Exercise instructions:
Reproduce every entry below precisely. Pictures are excluded from the copy.

== Data rows ==

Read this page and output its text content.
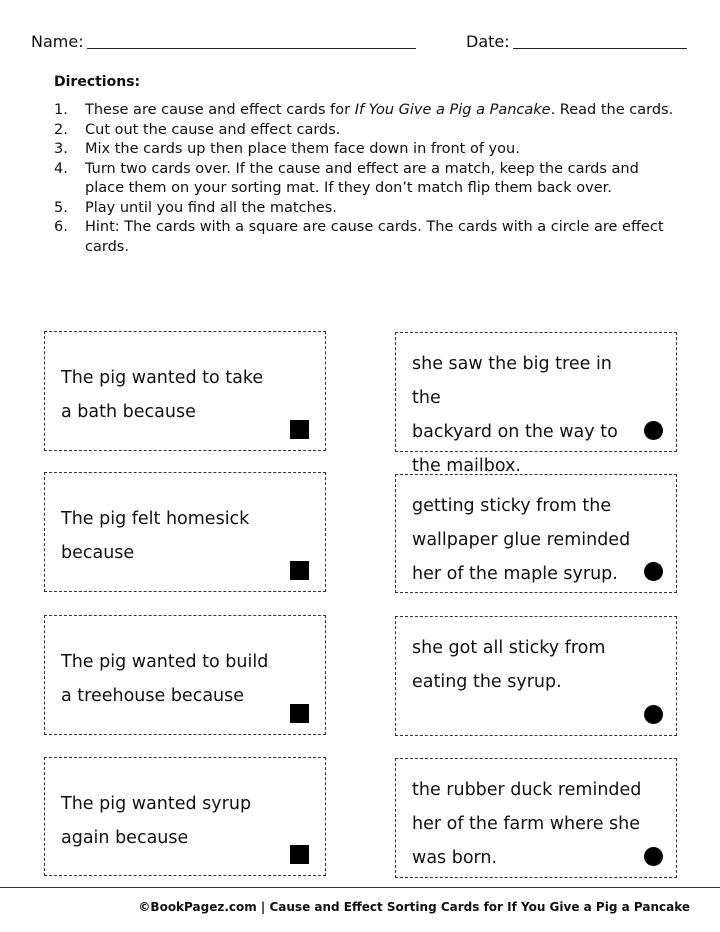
Name:	Date:
Directions:
1. These are cause and effect cards for If You Give a Pig a Pancake. Read the cards.
2. Cut out the cause and effect cards.
3. Mix the cards up then place them face down in front of you.
4. Turn two cards over. If the cause and effect are a match, keep the cards and place them on your sorting mat. If they don’t match flip them back over.
5. Play until you find all the matches.
6. Hint: The cards with a square are cause cards. The cards with a circle are effect cards.
The pig wanted to take
a bath because
The pig felt homesick
because
The pig wanted to build
a treehouse because
The pig wanted syrup
again because
she saw the big tree in the
backyard on the way to
the mailbox.
getting sticky from the
wallpaper glue reminded
her of the maple syrup.
she got all sticky from
eating the syrup.
the rubber duck reminded
her of the farm where she
was born.
©BookPagez.com | Cause and Effect Sorting Cards for If You Give a Pig a Pancake
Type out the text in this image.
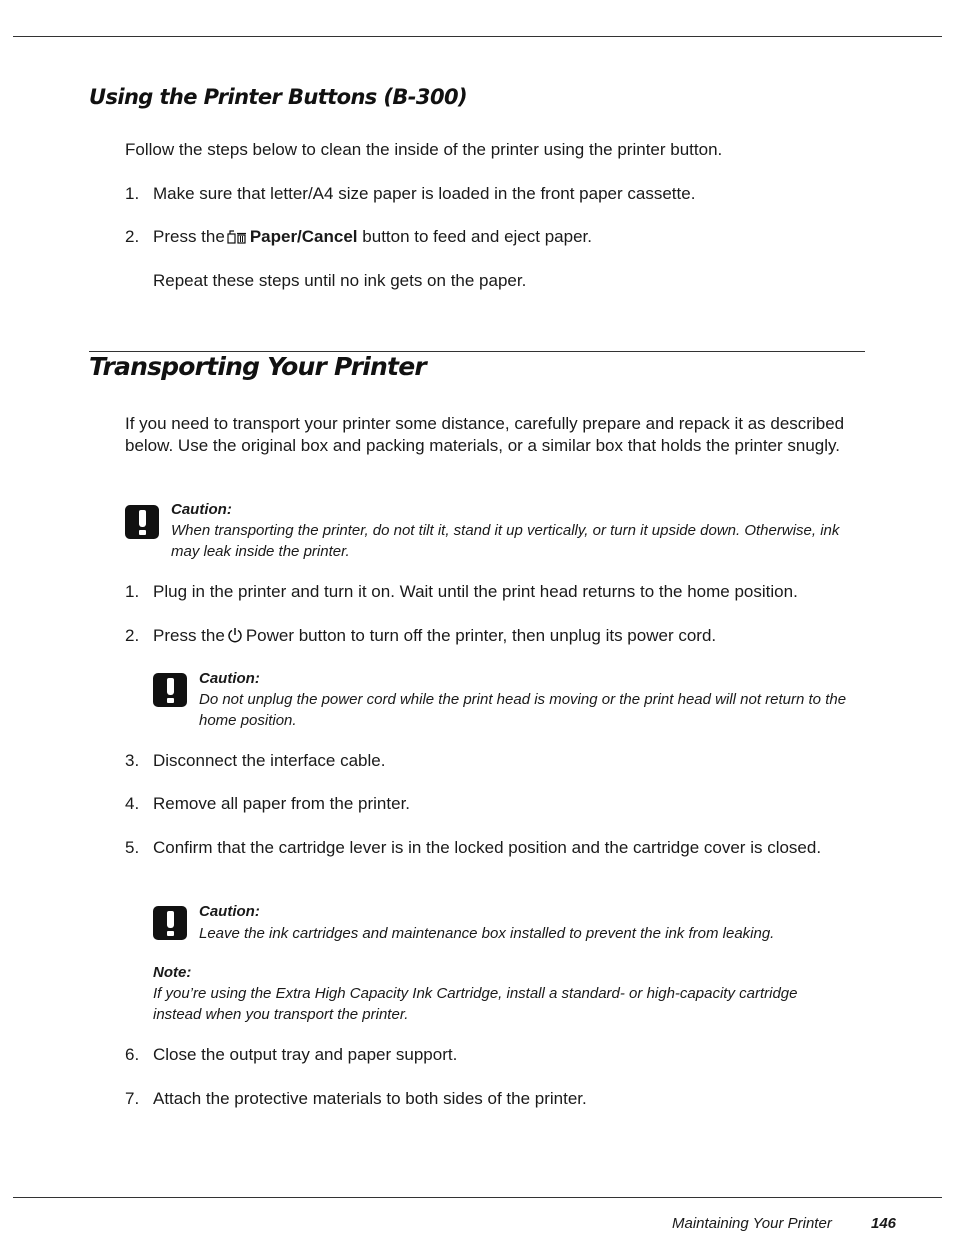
Using the Printer Buttons (B-300)

Follow the steps below to clean the inside of the printer using the printer button.

1. Make sure that letter/A4 size paper is loaded in the front paper cassette.

2. Press the Paper/Cancel button to feed and eject paper.

Repeat these steps until no ink gets on the paper.

Transporting Your Printer

If you need to transport your printer some distance, carefully prepare and repack it as described below. Use the original box and packing materials, or a similar box that holds the printer snugly.

Caution:

When transporting the printer, do not tilt it, stand it up vertically, or turn it upside down. Otherwise, ink may leak inside the printer.

1. Plug in the printer and turn it on. Wait until the print head returns to the home position.

2. Press the Power button to turn off the printer, then unplug its power cord.

Caution:

Do not unplug the power cord while the print head is moving or the print head will not return to the home position.

3. Disconnect the interface cable.

4. Remove all paper from the printer.

5. Confirm that the cartridge lever is in the locked position and the cartridge cover is closed.

Caution:

Leave the ink cartridges and maintenance box installed to prevent the ink from leaking.

Note:

If you’re using the Extra High Capacity Ink Cartridge, install a standard- or high-capacity cartridge instead when you transport the printer.

6. Close the output tray and paper support.

7. Attach the protective materials to both sides of the printer.

Maintaining Your Printer	146
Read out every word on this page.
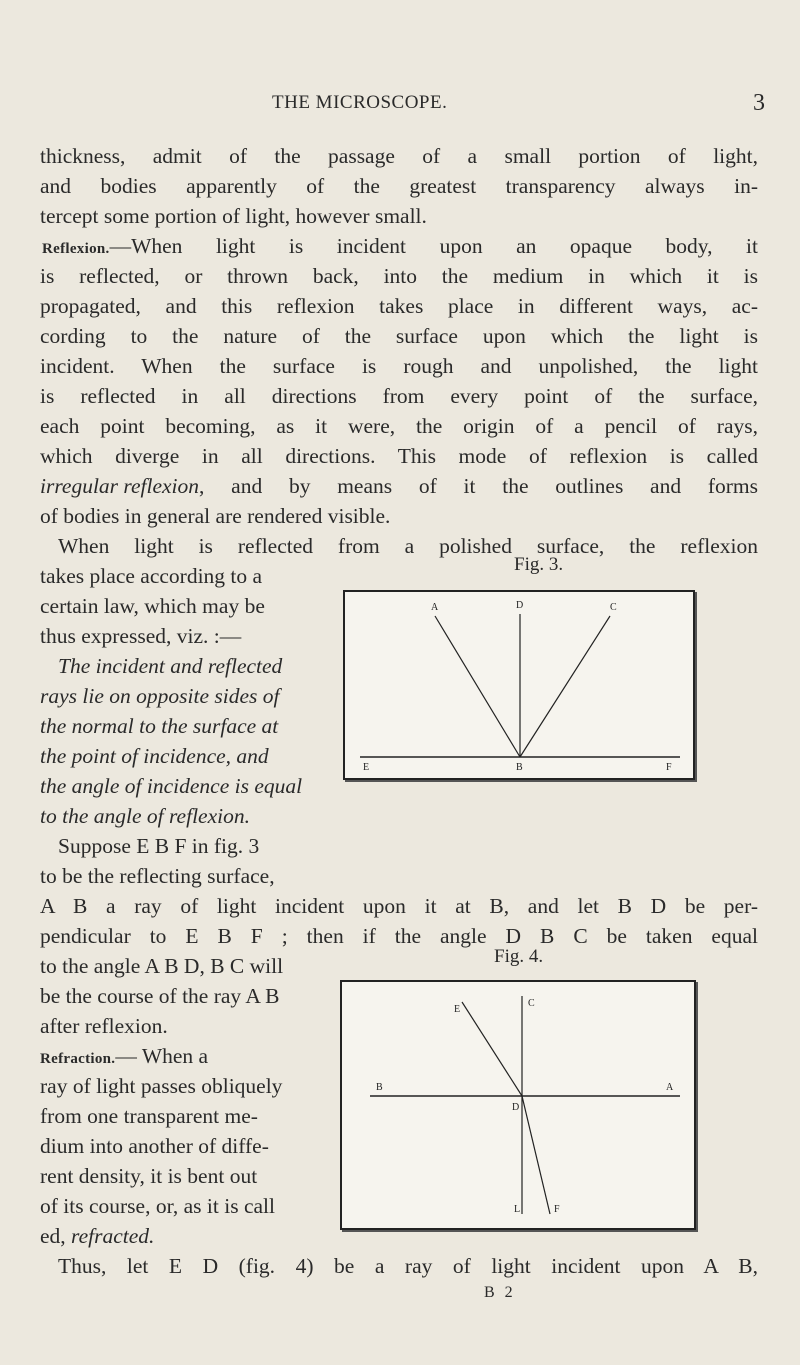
THE MICROSCOPE.	3
thickness, admit of the passage of a small portion of light,
and bodies apparently of the greatest transparency always in-
tercept some portion of light, however small.
Reflexion. —When light is incident upon an opaque body, it
is reflected, or thrown back, into the medium in which it is
propagated, and this reflexion takes place in different ways, ac-
cording to the nature of the surface upon which the light is
incident. When the surface is rough and unpolished, the light
is reflected in all directions from every point of the surface,
each point becoming, as it were, the origin of a pencil of rays,
which diverge in all directions. This mode of reflexion is called
irregular reflexion , and by means of it the outlines and forms
of bodies in general are rendered visible.
When light is reflected from a polished surface, the reflexion
takes place according to a
certain law, which may be
thus expressed, viz. :—
The incident and reflected
rays lie on opposite sides of
the normal to the surface at
the point of incidence, and
the angle of incidence is equal
to the angle of reflexion.
Suppose E B F in fig. 3
to be the reflecting surface,
Fig. 3.
A	D	C
E	B	F
A B a ray of light incident upon it at B, and let B D be per-
pendicular to E B F ; then if the angle D B C be taken equal
to the angle A B D, B C will
be the course of the ray A B
after reflexion.
Refraction.— When a
ray of light passes obliquely
from one transparent me-
dium into another of diffe-
rent density, it is bent out
of its course, or, as it is call
ed, refracted.
Fig. 4.
E
C
B	A
D
L	F
Thus, let E D (fig. 4) be a ray of light incident upon A B,
B 2
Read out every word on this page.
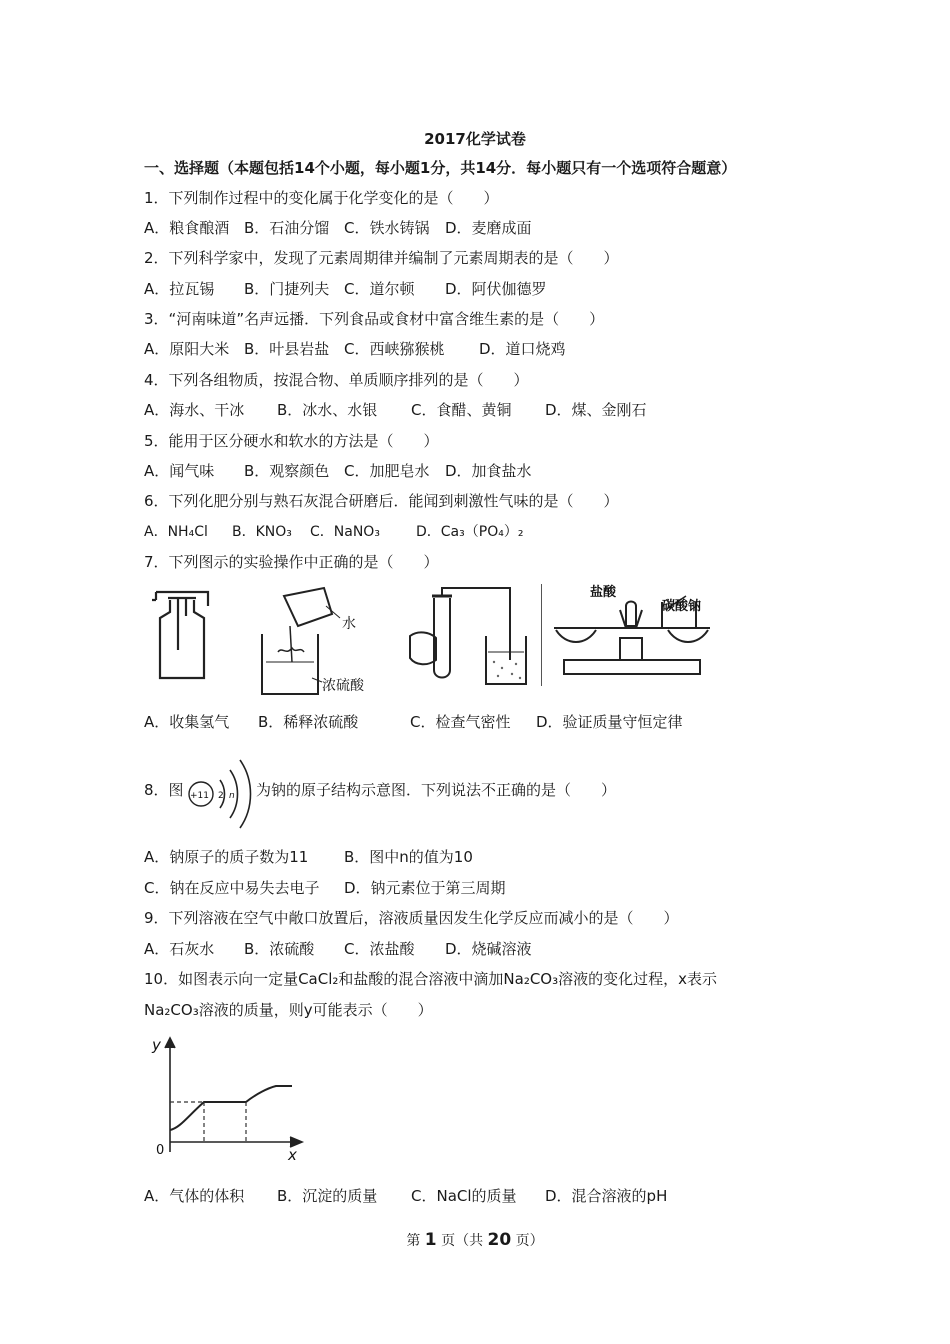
2017化学试卷
一、选择题（本题包括14个小题，每小题1分，共14分．每小题只有一个选项符合题意）
1．下列制作过程中的变化属于化学变化的是（　　）
A．粮食酿酒 B．石油分馏 C．铁水铸锅 D．麦磨成面
2．下列科学家中，发现了元素周期律并编制了元素周期表的是（　　）
A．拉瓦锡 B．门捷列夫 C．道尔顿 D．阿伏伽德罗
3．“河南味道”名声远播．下列食品或食材中富含维生素的是（　　）
A．原阳大米 B．叶县岩盐 C．西峡猕猴桃 D．道口烧鸡
4．下列各组物质，按混合物、单质顺序排列的是（　　）
A．海水、干冰 B．冰水、水银 C．食醋、黄铜 D．煤、金刚石
5．能用于区分硬水和软水的方法是（　　）
A．闻气味 B．观察颜色 C．加肥皂水 D．加食盐水
6．下列化肥分别与熟石灰混合研磨后．能闻到刺激性气味的是（　　）
A．NH₄Cl B．KNO₃ C．NaNO₃	D．Ca₃（PO₄）₂
7．下列图示的实验操作中正确的是（　　）
水
浓硫酸
盐酸
碳酸钠
A．收集氢气 B．稀释浓硫酸	C．检查气密性 D．验证质量守恒定律
8．图 +11 2 n 为钠的原子结构示意图．下列说法不正确的是（　　）
A．钠原子的质子数为11 B．图中n的值为10
C．钠在反应中易失去电子 D．钠元素位于第三周期
9．下列溶液在空气中敞口放置后，溶液质量因发生化学反应而减小的是（　　）
A．石灰水 B．浓硫酸 C．浓盐酸 D．烧碱溶液
10．如图表示向一定量CaCl₂和盐酸的混合溶液中滴加Na₂CO₃溶液的变化过程，x表示
Na₂CO₃溶液的质量，则y可能表示（　　）
y
x
0
A．气体的体积 B．沉淀的质量 C．NaCl的质量 D．混合溶液的pH
第 1 页（共 20 页）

===

Task solution:
Read this page and output its text content.
Name:	Date:
Directions:
1. These are cause and effect cards for If You Give a Pig a Pancake. Read the cards.
2. Cut out the cause and effect cards.
3. Mix the cards up then place them face down in front of you.
4. Turn two cards over. If the cause and effect are a match, keep the cards and place them on your sorting mat. If they don’t match flip them back over.
5. Play until you find all the matches.
6. Hint: The cards with a square are cause cards. The cards with a circle are effect cards.
The pig wanted to take
a bath because
The pig felt homesick
because
The pig wanted to build
a treehouse because
The pig wanted syrup
again because
she saw the big tree in the
backyard on the way to
the mailbox.
getting sticky from the
wallpaper glue reminded
her of the maple syrup.
she got all sticky from
eating the syrup.
the rubber duck reminded
her of the farm where she
was born.
©BookPagez.com | Cause and Effect Sorting Cards for If You Give a Pig a Pancake
Type out the text in this image.
Using the Printer Buttons (B-300)

Follow the steps below to clean the inside of the printer using the printer button.

1. Make sure that letter/A4 size paper is loaded in the front paper cassette.

2. Press the Paper/Cancel button to feed and eject paper.

Repeat these steps until no ink gets on the paper.

Transporting Your Printer

If you need to transport your printer some distance, carefully prepare and repack it as described below. Use the original box and packing materials, or a similar box that holds the printer snugly.

Caution:

When transporting the printer, do not tilt it, stand it up vertically, or turn it upside down. Otherwise, ink may leak inside the printer.

1. Plug in the printer and turn it on. Wait until the print head returns to the home position.

2. Press the Power button to turn off the printer, then unplug its power cord.

Caution:

Do not unplug the power cord while the print head is moving or the print head will not return to the home position.

3. Disconnect the interface cable.

4. Remove all paper from the printer.

5. Confirm that the cartridge lever is in the locked position and the cartridge cover is closed.

Caution:

Leave the ink cartridges and maintenance box installed to prevent the ink from leaking.

Note:

If you’re using the Extra High Capacity Ink Cartridge, install a standard- or high-capacity cartridge instead when you transport the printer.

6. Close the output tray and paper support.

7. Attach the protective materials to both sides of the printer.

Maintaining Your Printer	146
Read out every word on this page.
THE MICROSCOPE.	3
thickness, admit of the passage of a small portion of light,
and bodies apparently of the greatest transparency always in-
tercept some portion of light, however small.
Reflexion. —When light is incident upon an opaque body, it
is reflected, or thrown back, into the medium in which it is
propagated, and this reflexion takes place in different ways, ac-
cording to the nature of the surface upon which the light is
incident. When the surface is rough and unpolished, the light
is reflected in all directions from every point of the surface,
each point becoming, as it were, the origin of a pencil of rays,
which diverge in all directions. This mode of reflexion is called
irregular reflexion , and by means of it the outlines and forms
of bodies in general are rendered visible.
When light is reflected from a polished surface, the reflexion
takes place according to a
certain law, which may be
thus expressed, viz. :—
The incident and reflected
rays lie on opposite sides of
the normal to the surface at
the point of incidence, and
the angle of incidence is equal
to the angle of reflexion.
Suppose E B F in fig. 3
to be the reflecting surface,
Fig. 3.
A	D	C
E	B	F
A B a ray of light incident upon it at B, and let B D be per-
pendicular to E B F ; then if the angle D B C be taken equal
to the angle A B D, B C will
be the course of the ray A B
after reflexion.
Refraction.— When a
ray of light passes obliquely
from one transparent me-
dium into another of diffe-
rent density, it is bent out
of its course, or, as it is call
ed, refracted.
Fig. 4.
E
C
B	A
D
L	F
Thus, let E D (fig. 4) be a ray of light incident upon A B,
B 2
Read out every word on this page.
2017化学试卷
一、选择题（本题包括14个小题，每小题1分，共14分．每小题只有一个选项符合题意）
1．下列制作过程中的变化属于化学变化的是（　　）
A．粮食酿酒 B．石油分馏 C．铁水铸锅 D．麦磨成面
2．下列科学家中，发现了元素周期律并编制了元素周期表的是（　　）
A．拉瓦锡 B．门捷列夫 C．道尔顿 D．阿伏伽德罗
3．“河南味道”名声远播．下列食品或食材中富含维生素的是（　　）
A．原阳大米 B．叶县岩盐 C．西峡猕猴桃 D．道口烧鸡
4．下列各组物质，按混合物、单质顺序排列的是（　　）
A．海水、干冰 B．冰水、水银 C．食醋、黄铜 D．煤、金刚石
5．能用于区分硬水和软水的方法是（　　）
A．闻气味 B．观察颜色 C．加肥皂水 D．加食盐水
6．下列化肥分别与熟石灰混合研磨后．能闻到刺激性气味的是（　　）
A．NH₄Cl B．KNO₃ C．NaNO₃	D．Ca₃（PO₄）₂
7．下列图示的实验操作中正确的是（　　）
水
浓硫酸
盐酸
碳酸钠
A．收集氢气 B．稀释浓硫酸	C．检查气密性 D．验证质量守恒定律
8．图 +11 2 n 为钠的原子结构示意图．下列说法不正确的是（　　）
A．钠原子的质子数为11 B．图中n的值为10
C．钠在反应中易失去电子 D．钠元素位于第三周期
9．下列溶液在空气中敞口放置后，溶液质量因发生化学反应而减小的是（　　）
A．石灰水 B．浓硫酸 C．浓盐酸 D．烧碱溶液
10．如图表示向一定量CaCl₂和盐酸的混合溶液中滴加Na₂CO₃溶液的变化过程，x表示
Na₂CO₃溶液的质量，则y可能表示（　　）
y
x
0
A．气体的体积 B．沉淀的质量 C．NaCl的质量 D．混合溶液的pH
第 1 页（共 20 页）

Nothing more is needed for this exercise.